---------- RECORDS SHOWN ----------

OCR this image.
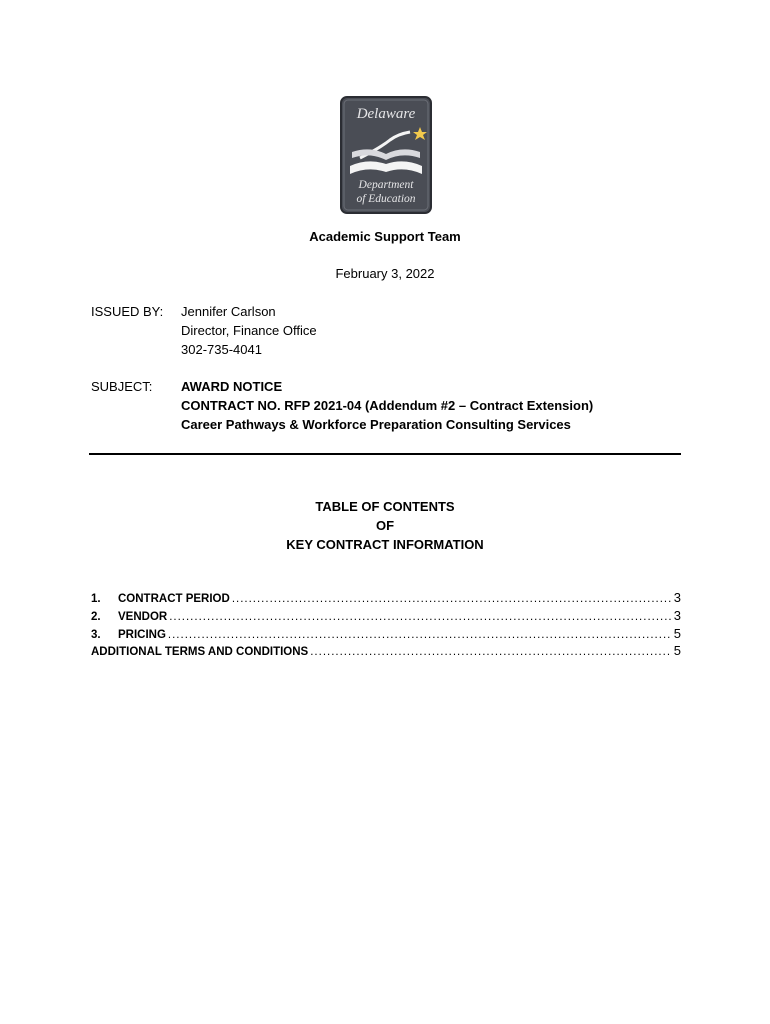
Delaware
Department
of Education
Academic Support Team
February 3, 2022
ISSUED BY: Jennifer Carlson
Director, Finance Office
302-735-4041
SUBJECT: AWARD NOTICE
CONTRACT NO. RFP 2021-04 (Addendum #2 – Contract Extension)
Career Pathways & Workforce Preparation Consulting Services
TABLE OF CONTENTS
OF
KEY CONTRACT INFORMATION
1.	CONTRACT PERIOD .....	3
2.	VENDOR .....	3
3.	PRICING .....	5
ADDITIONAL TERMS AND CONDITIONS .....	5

----------

=== REQUEST ===
Pick out every line holding the string "CONTRACT" and return it.

=== COMPLETED TASK ===
CONTRACT NO. RFP 2021-04 (Addendum #2 – Contract Extension)
KEY CONTRACT INFORMATION
1.	CONTRACT PERIOD .....	3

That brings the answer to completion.